**YOUR INSTRUCTIONS**.
Copy every line of the data below character for character, omitting the pictures.

━━━

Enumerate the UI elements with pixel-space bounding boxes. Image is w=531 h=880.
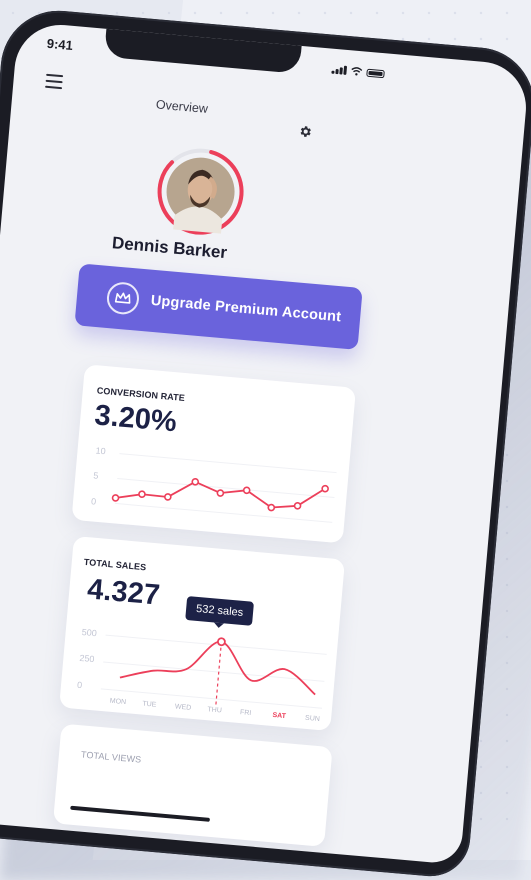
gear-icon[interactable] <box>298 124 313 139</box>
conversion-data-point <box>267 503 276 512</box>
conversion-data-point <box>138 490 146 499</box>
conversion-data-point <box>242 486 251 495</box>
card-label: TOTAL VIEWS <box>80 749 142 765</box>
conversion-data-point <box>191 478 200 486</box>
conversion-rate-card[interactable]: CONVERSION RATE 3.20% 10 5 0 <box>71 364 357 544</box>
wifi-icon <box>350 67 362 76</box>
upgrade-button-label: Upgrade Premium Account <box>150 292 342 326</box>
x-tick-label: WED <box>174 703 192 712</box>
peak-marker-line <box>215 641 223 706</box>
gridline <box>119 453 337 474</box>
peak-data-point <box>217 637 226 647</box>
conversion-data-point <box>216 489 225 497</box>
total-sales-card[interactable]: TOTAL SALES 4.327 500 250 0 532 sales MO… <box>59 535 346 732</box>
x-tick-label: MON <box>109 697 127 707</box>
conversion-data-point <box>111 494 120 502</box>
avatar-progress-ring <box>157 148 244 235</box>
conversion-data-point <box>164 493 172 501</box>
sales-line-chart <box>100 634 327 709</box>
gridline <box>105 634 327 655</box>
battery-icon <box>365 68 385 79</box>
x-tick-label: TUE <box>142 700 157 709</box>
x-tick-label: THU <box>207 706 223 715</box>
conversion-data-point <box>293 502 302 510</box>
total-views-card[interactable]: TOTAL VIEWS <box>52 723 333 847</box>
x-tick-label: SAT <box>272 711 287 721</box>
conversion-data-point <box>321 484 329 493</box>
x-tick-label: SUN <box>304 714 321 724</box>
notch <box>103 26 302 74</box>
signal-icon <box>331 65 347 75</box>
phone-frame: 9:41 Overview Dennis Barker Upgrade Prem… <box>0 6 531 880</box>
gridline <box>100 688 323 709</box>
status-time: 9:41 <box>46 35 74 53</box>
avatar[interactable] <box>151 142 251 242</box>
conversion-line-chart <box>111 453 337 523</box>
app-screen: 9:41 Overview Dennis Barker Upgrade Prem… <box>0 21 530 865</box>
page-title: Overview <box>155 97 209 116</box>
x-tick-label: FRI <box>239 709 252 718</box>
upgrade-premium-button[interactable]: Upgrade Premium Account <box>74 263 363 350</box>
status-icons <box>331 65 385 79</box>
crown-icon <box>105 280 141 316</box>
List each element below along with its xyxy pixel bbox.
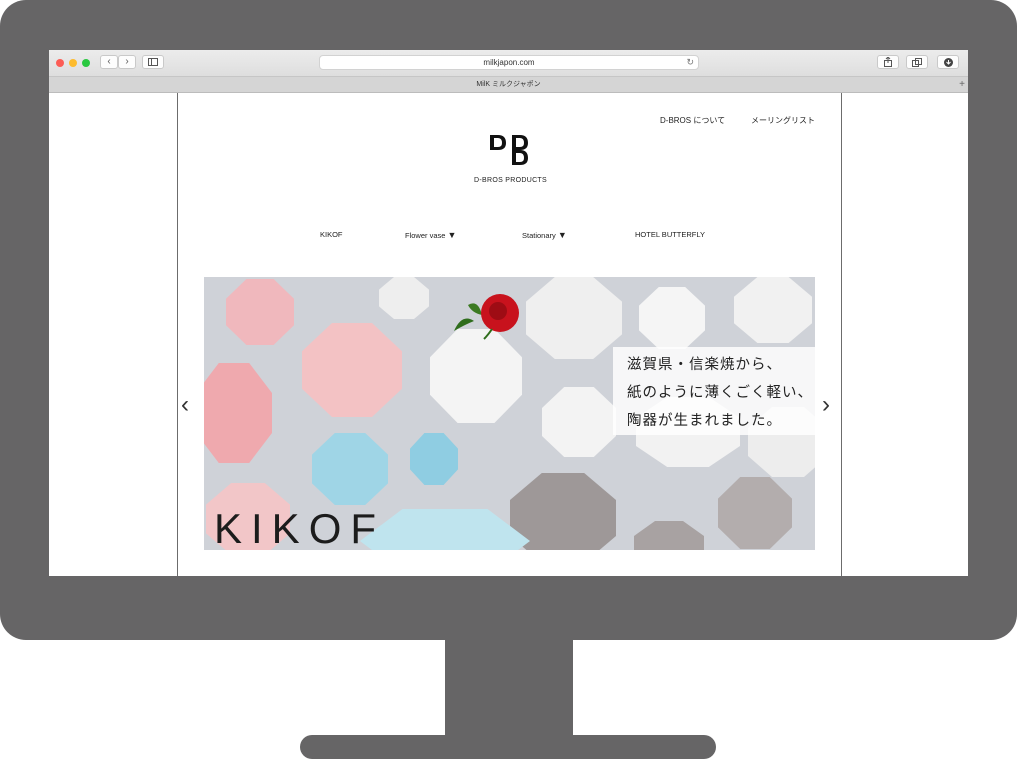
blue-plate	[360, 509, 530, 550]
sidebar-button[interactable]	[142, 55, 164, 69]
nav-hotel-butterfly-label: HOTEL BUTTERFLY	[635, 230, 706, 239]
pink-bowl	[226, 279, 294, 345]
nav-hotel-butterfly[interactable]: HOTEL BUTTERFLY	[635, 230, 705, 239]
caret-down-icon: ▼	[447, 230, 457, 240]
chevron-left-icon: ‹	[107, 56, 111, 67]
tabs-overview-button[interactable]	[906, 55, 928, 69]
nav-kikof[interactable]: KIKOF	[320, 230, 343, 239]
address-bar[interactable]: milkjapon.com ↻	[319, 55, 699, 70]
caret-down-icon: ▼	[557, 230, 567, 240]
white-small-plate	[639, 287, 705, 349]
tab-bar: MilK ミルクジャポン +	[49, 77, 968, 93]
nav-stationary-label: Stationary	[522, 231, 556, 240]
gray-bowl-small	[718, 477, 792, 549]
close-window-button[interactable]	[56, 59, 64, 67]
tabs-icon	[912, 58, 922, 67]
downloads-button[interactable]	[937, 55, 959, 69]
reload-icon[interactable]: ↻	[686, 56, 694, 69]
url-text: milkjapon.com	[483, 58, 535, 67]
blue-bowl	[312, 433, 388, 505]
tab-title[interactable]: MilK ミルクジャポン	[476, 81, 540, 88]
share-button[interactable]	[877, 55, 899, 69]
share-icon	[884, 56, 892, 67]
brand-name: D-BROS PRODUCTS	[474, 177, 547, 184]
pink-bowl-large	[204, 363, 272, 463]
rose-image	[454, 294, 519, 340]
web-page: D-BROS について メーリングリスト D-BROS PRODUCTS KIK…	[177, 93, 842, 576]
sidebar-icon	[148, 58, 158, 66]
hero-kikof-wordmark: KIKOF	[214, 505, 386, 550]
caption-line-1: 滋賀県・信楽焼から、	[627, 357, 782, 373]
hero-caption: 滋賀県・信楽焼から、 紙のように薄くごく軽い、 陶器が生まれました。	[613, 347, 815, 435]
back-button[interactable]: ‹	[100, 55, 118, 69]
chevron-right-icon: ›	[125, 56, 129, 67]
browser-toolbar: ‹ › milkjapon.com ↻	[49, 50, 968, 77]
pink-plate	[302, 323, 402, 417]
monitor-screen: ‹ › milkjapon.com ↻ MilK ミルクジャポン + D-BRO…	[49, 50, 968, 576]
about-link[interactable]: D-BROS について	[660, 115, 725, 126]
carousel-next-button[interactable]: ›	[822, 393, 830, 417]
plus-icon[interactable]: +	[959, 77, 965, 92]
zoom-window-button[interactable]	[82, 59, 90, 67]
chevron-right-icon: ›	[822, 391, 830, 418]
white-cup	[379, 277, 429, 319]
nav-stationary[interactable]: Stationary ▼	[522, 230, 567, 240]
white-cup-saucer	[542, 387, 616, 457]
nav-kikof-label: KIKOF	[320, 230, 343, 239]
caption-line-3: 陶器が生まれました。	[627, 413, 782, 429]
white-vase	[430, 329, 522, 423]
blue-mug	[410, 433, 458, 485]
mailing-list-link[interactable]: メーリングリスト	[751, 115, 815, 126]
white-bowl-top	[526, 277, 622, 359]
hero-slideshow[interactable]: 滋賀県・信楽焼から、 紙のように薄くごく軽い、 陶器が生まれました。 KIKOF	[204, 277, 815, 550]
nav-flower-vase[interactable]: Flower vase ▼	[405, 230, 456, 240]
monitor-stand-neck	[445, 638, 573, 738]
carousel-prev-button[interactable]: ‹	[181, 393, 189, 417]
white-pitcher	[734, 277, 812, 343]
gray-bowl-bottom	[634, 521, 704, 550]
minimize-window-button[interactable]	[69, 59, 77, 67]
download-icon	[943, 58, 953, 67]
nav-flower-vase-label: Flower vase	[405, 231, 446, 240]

━━━

**THE REPLY**.
Enumerate the UI elements with pixel-space bounding boxes. Image is w=531 h=880.
gear-icon[interactable] <box>298 124 313 139</box>
conversion-data-point <box>267 503 276 512</box>
conversion-data-point <box>138 490 146 499</box>
conversion-data-point <box>242 486 251 495</box>
card-label: TOTAL VIEWS <box>80 749 142 765</box>
conversion-data-point <box>191 478 200 486</box>
conversion-rate-card[interactable]: CONVERSION RATE 3.20% 10 5 0 <box>71 364 357 544</box>
wifi-icon <box>350 67 362 76</box>
upgrade-button-label: Upgrade Premium Account <box>150 292 342 326</box>
x-tick-label: WED <box>174 703 192 712</box>
peak-marker-line <box>215 641 223 706</box>
gridline <box>119 453 337 474</box>
peak-data-point <box>217 637 226 647</box>
conversion-data-point <box>216 489 225 497</box>
total-sales-card[interactable]: TOTAL SALES 4.327 500 250 0 532 sales MO… <box>59 535 346 732</box>
x-tick-label: MON <box>109 697 127 707</box>
conversion-data-point <box>111 494 120 502</box>
avatar-progress-ring <box>157 148 244 235</box>
conversion-data-point <box>164 493 172 501</box>
sales-line-chart <box>100 634 327 709</box>
gridline <box>105 634 327 655</box>
battery-icon <box>365 68 385 79</box>
x-tick-label: TUE <box>142 700 157 709</box>
x-tick-label: THU <box>207 706 223 715</box>
conversion-data-point <box>293 502 302 510</box>
total-views-card[interactable]: TOTAL VIEWS <box>52 723 333 847</box>
x-tick-label: SAT <box>272 711 287 721</box>
conversion-data-point <box>321 484 329 493</box>
x-tick-label: SUN <box>304 714 321 724</box>
notch <box>103 26 302 74</box>
signal-icon <box>331 65 347 75</box>
phone-frame: 9:41 Overview Dennis Barker Upgrade Prem… <box>0 6 531 880</box>
gridline <box>100 688 323 709</box>
status-time: 9:41 <box>46 35 74 53</box>
avatar[interactable] <box>151 142 251 242</box>
conversion-line-chart <box>111 453 337 523</box>
app-screen: 9:41 Overview Dennis Barker Upgrade Prem… <box>0 21 530 865</box>
page-title: Overview <box>155 97 209 116</box>
x-tick-label: FRI <box>239 709 252 718</box>
upgrade-premium-button[interactable]: Upgrade Premium Account <box>74 263 363 350</box>
status-icons <box>331 65 385 79</box>
crown-icon <box>105 280 141 316</box>
List each element below along with its xyxy pixel bbox.
blue-plate	[360, 509, 530, 550]
sidebar-button[interactable]	[142, 55, 164, 69]
nav-hotel-butterfly-label: HOTEL BUTTERFLY	[635, 230, 706, 239]
pink-bowl	[226, 279, 294, 345]
nav-hotel-butterfly[interactable]: HOTEL BUTTERFLY	[635, 230, 705, 239]
caret-down-icon: ▼	[447, 230, 457, 240]
chevron-left-icon: ‹	[107, 56, 111, 67]
tabs-overview-button[interactable]	[906, 55, 928, 69]
nav-kikof[interactable]: KIKOF	[320, 230, 343, 239]
address-bar[interactable]: milkjapon.com ↻	[319, 55, 699, 70]
caret-down-icon: ▼	[557, 230, 567, 240]
white-small-plate	[639, 287, 705, 349]
tab-bar: MilK ミルクジャポン +	[49, 77, 968, 93]
nav-stationary-label: Stationary	[522, 231, 556, 240]
gray-bowl-small	[718, 477, 792, 549]
close-window-button[interactable]	[56, 59, 64, 67]
tabs-icon	[912, 58, 922, 67]
downloads-button[interactable]	[937, 55, 959, 69]
reload-icon[interactable]: ↻	[686, 56, 694, 69]
url-text: milkjapon.com	[483, 58, 535, 67]
blue-bowl	[312, 433, 388, 505]
tab-title[interactable]: MilK ミルクジャポン	[476, 81, 540, 88]
share-button[interactable]	[877, 55, 899, 69]
share-icon	[884, 56, 892, 67]
brand-name: D-BROS PRODUCTS	[474, 177, 547, 184]
pink-bowl-large	[204, 363, 272, 463]
rose-image	[454, 294, 519, 340]
web-page: D-BROS について メーリングリスト D-BROS PRODUCTS KIK…	[177, 93, 842, 576]
sidebar-icon	[148, 58, 158, 66]
hero-kikof-wordmark: KIKOF	[214, 505, 386, 550]
caption-line-1: 滋賀県・信楽焼から、	[627, 357, 782, 373]
hero-caption: 滋賀県・信楽焼から、 紙のように薄くごく軽い、 陶器が生まれました。	[613, 347, 815, 435]
back-button[interactable]: ‹	[100, 55, 118, 69]
chevron-right-icon: ›	[125, 56, 129, 67]
browser-toolbar: ‹ › milkjapon.com ↻	[49, 50, 968, 77]
pink-plate	[302, 323, 402, 417]
monitor-screen: ‹ › milkjapon.com ↻ MilK ミルクジャポン + D-BRO…	[49, 50, 968, 576]
about-link[interactable]: D-BROS について	[660, 115, 725, 126]
carousel-next-button[interactable]: ›	[822, 393, 830, 417]
plus-icon[interactable]: +	[959, 77, 965, 92]
zoom-window-button[interactable]	[82, 59, 90, 67]
chevron-right-icon: ›	[822, 391, 830, 418]
white-cup	[379, 277, 429, 319]
nav-stationary[interactable]: Stationary ▼	[522, 230, 567, 240]
white-cup-saucer	[542, 387, 616, 457]
nav-kikof-label: KIKOF	[320, 230, 343, 239]
caption-line-3: 陶器が生まれました。	[627, 413, 782, 429]
white-vase	[430, 329, 522, 423]
blue-mug	[410, 433, 458, 485]
mailing-list-link[interactable]: メーリングリスト	[751, 115, 815, 126]
white-bowl-top	[526, 277, 622, 359]
hero-slideshow[interactable]: 滋賀県・信楽焼から、 紙のように薄くごく軽い、 陶器が生まれました。 KIKOF	[204, 277, 815, 550]
nav-flower-vase[interactable]: Flower vase ▼	[405, 230, 456, 240]
monitor-stand-neck	[445, 638, 573, 738]
carousel-prev-button[interactable]: ‹	[181, 393, 189, 417]
white-pitcher	[734, 277, 812, 343]
gray-bowl-bottom	[634, 521, 704, 550]
minimize-window-button[interactable]	[69, 59, 77, 67]
download-icon	[943, 58, 953, 67]
nav-flower-vase-label: Flower vase	[405, 231, 446, 240]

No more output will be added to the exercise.